Stored records:
************

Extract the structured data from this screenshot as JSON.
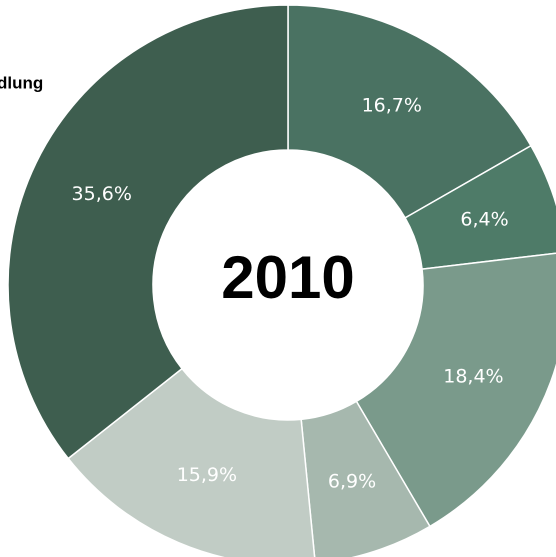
{
  "chart_data": {
    "type": "donut",
    "title": "2010",
    "label": "dlung",
    "values": [
      16.7,
      6.4,
      18.4,
      6.9,
      15.9,
      35.6
    ],
    "value_labels": [
      "16,7%",
      "6,4%",
      "18,4%",
      "6,9%",
      "15,9%",
      "35,6%"
    ],
    "colors": [
      "#4a7262",
      "#4e7b68",
      "#7a9a8b",
      "#a6b8ae",
      "#c1ccc5",
      "#3e5e4f"
    ]
  }
}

************

> _EXERCISE TASK_
In the copy, include all records verbatim but no images.

> _TASK SOLUTION_
Extract the structured data from this screenshot as JSON.
{
  "chart_data": {
    "type": "donut",
    "title": "2010",
    "label": "dlung",
    "values": [
      16.7,
      6.4,
      18.4,
      6.9,
      15.9,
      35.6
    ],
    "value_labels": [
      "16,7%",
      "6,4%",
      "18,4%",
      "6,9%",
      "15,9%",
      "35,6%"
    ],
    "colors": [
      "#4a7262",
      "#4e7b68",
      "#7a9a8b",
      "#a6b8ae",
      "#c1ccc5",
      "#3e5e4f"
    ]
  }
}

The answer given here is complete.